Work instructions:
Show, in full, each line of the data that contains "does".

Data for the task:
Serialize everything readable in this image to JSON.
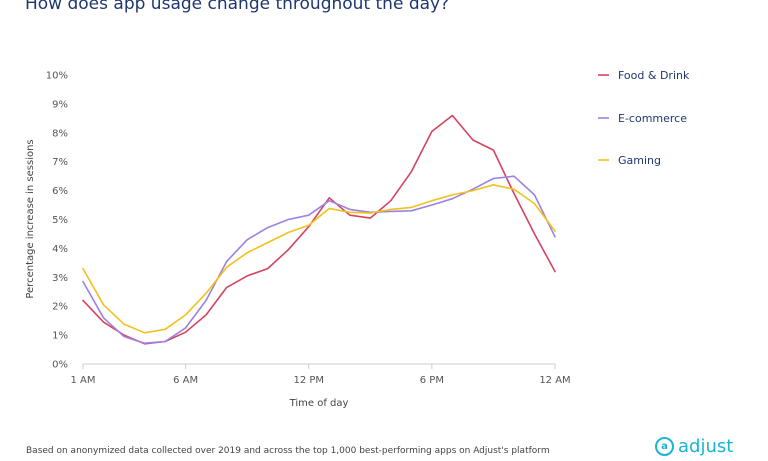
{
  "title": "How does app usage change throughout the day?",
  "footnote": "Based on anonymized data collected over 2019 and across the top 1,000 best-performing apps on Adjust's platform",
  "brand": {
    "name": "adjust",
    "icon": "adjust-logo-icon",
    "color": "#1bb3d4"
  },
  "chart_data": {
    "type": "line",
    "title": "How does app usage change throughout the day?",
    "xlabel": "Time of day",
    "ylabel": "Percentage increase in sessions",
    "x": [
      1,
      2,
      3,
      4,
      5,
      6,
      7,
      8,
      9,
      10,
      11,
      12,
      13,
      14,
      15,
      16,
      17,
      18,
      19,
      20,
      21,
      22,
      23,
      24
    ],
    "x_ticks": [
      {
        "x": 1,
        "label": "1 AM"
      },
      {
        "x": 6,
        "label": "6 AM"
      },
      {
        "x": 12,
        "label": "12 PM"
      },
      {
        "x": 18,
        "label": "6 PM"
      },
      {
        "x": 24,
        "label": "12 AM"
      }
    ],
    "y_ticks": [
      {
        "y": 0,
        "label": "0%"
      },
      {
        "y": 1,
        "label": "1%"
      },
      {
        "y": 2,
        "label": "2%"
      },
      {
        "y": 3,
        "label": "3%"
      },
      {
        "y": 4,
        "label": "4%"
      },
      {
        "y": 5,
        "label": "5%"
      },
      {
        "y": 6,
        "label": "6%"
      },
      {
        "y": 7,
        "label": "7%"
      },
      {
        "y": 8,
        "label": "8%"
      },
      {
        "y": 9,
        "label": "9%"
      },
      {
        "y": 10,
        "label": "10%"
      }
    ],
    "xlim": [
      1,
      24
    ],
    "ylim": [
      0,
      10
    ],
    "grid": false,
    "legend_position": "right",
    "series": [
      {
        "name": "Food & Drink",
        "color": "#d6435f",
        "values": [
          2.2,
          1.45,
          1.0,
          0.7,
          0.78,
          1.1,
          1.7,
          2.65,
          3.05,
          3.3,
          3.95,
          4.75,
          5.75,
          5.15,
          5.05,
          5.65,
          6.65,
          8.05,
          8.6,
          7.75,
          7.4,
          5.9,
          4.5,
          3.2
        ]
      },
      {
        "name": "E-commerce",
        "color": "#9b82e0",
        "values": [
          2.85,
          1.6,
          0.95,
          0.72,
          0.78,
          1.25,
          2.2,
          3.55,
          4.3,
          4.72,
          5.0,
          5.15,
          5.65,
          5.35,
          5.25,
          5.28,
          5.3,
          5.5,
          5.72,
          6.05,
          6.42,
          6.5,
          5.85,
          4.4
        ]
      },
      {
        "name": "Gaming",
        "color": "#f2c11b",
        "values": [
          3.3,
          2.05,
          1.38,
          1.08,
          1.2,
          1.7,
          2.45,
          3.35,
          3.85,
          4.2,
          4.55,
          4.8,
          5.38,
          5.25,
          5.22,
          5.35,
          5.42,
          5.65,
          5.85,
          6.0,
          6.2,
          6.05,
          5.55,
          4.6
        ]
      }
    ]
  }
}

...

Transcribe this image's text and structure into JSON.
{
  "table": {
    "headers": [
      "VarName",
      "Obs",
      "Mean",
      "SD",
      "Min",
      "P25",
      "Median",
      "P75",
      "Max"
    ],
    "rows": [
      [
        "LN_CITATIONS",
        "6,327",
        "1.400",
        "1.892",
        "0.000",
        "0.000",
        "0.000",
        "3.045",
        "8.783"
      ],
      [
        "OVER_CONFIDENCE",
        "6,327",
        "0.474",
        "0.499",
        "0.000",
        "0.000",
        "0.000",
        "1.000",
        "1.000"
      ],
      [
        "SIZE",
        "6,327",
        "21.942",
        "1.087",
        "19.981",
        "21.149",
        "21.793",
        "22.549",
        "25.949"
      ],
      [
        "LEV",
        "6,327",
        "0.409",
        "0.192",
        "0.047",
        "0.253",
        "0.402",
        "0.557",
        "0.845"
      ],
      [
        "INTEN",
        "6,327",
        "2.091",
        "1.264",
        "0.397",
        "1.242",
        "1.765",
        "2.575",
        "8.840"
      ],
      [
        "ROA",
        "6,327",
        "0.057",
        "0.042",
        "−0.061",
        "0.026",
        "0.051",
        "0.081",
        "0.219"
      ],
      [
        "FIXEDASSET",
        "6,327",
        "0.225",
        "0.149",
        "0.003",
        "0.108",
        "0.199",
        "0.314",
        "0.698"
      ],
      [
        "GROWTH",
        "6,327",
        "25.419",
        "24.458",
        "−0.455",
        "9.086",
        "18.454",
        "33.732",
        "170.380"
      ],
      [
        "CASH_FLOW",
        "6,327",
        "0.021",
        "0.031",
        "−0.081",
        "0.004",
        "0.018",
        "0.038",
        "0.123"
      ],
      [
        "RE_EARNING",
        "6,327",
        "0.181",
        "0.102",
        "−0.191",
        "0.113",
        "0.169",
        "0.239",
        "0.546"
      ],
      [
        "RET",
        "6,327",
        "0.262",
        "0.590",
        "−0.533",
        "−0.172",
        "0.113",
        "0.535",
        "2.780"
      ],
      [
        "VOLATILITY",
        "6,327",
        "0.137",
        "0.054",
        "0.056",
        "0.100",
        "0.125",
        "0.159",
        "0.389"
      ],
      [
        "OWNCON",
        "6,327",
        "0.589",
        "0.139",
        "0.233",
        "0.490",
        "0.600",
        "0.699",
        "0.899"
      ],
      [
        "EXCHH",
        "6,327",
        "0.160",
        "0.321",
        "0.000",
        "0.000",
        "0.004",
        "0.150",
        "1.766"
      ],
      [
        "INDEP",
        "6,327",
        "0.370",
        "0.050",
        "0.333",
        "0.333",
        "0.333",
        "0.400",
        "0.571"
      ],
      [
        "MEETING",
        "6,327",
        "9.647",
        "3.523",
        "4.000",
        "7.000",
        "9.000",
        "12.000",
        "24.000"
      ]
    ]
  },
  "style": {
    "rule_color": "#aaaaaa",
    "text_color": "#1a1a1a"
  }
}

Written answer:
  "title": "How does app usage change throughout the day?",
    "title": "How does app usage change throughout the day?",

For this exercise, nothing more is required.